What the task asks = Copy the entries below exactly. Images do not belong in the copy.

Record set =
○ ○ ○ ○ ○ ○ ○
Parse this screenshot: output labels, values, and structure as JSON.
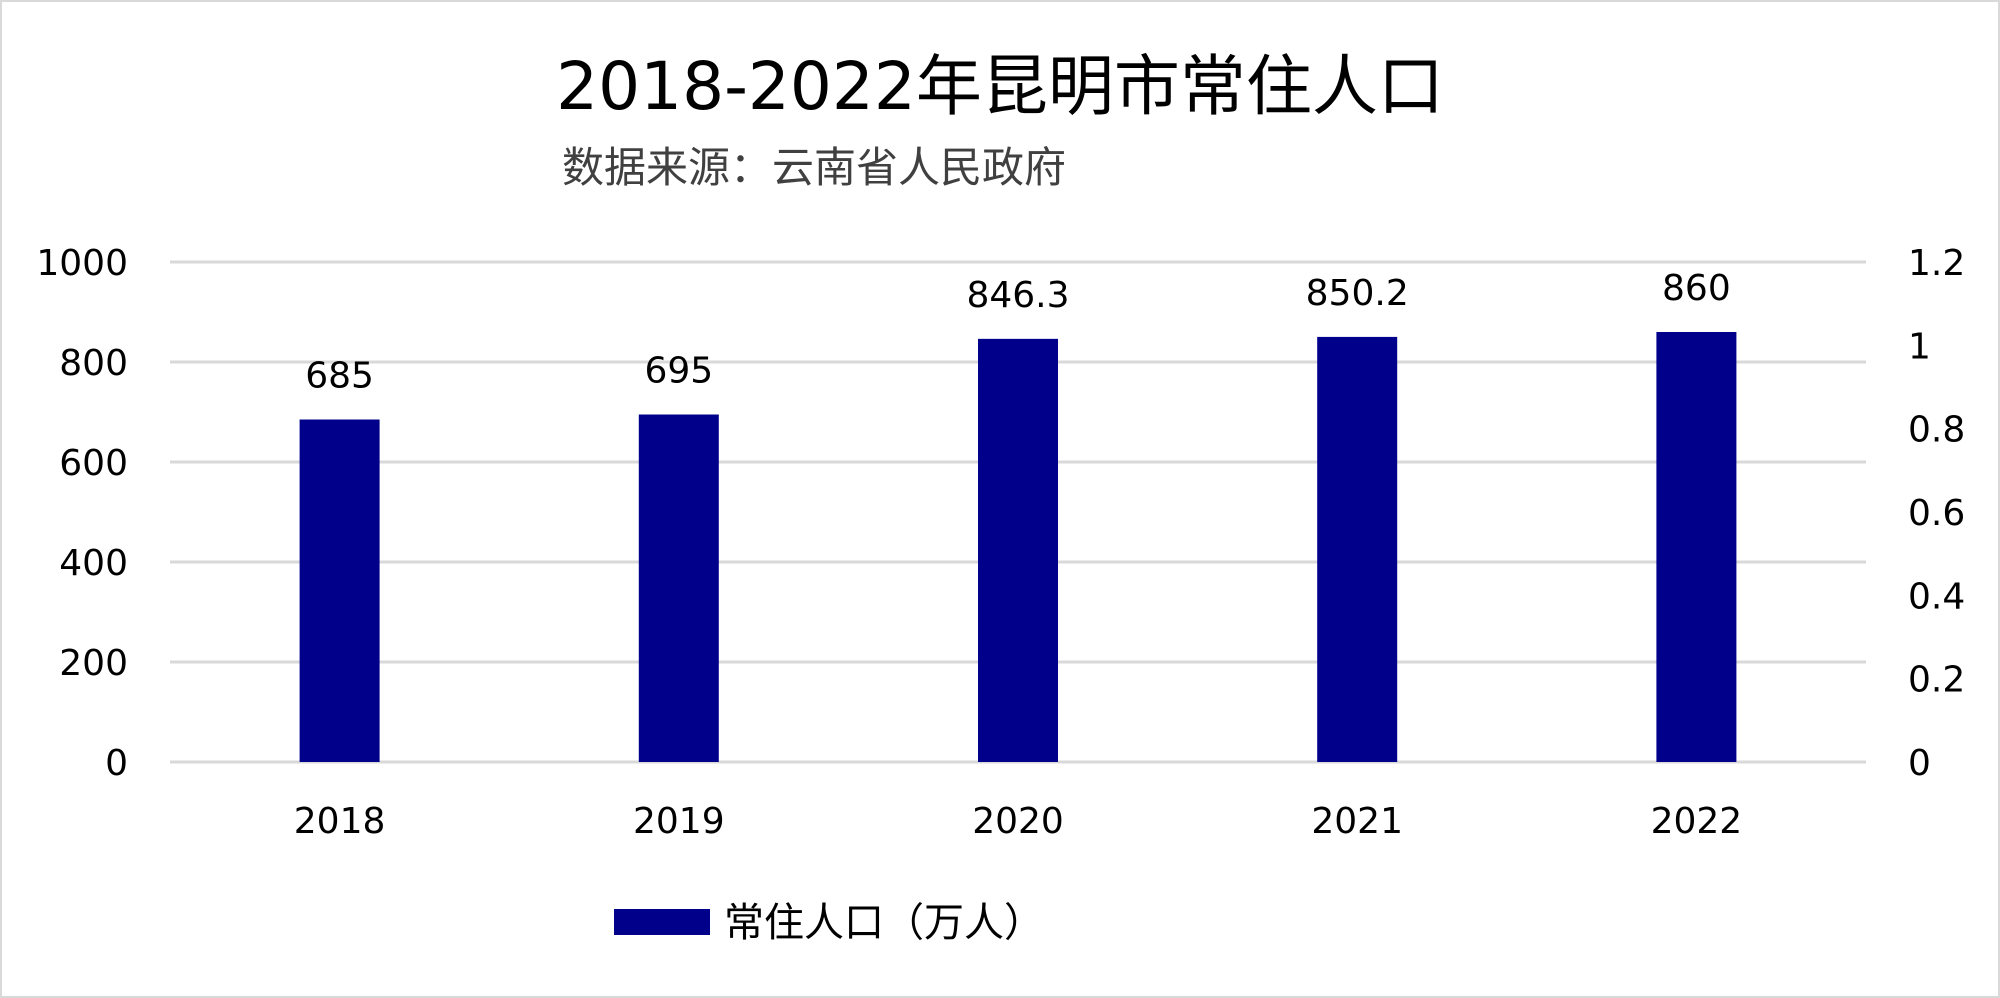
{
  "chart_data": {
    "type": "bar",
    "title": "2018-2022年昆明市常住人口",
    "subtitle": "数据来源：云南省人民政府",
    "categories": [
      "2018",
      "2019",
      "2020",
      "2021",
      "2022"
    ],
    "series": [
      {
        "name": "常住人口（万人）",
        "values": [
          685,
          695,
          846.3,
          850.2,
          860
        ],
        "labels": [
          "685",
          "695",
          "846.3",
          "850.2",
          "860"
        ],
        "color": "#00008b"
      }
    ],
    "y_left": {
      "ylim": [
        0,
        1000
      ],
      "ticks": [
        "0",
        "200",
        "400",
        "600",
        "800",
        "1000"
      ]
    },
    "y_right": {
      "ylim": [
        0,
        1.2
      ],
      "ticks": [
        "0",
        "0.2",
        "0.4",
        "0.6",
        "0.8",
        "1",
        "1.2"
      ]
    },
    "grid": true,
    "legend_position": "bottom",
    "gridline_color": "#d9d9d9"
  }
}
○ ○ ○ ○ ○ ○ ○
Result of the task =
Parse this screenshot: output labels, values, and structure as JSON.
{
  "chart_data": {
    "type": "bar",
    "title": "2018-2022年昆明市常住人口",
    "subtitle": "数据来源：云南省人民政府",
    "categories": [
      "2018",
      "2019",
      "2020",
      "2021",
      "2022"
    ],
    "series": [
      {
        "name": "常住人口（万人）",
        "values": [
          685,
          695,
          846.3,
          850.2,
          860
        ],
        "labels": [
          "685",
          "695",
          "846.3",
          "850.2",
          "860"
        ],
        "color": "#00008b"
      }
    ],
    "y_left": {
      "ylim": [
        0,
        1000
      ],
      "ticks": [
        "0",
        "200",
        "400",
        "600",
        "800",
        "1000"
      ]
    },
    "y_right": {
      "ylim": [
        0,
        1.2
      ],
      "ticks": [
        "0",
        "0.2",
        "0.4",
        "0.6",
        "0.8",
        "1",
        "1.2"
      ]
    },
    "grid": true,
    "legend_position": "bottom",
    "gridline_color": "#d9d9d9"
  }
}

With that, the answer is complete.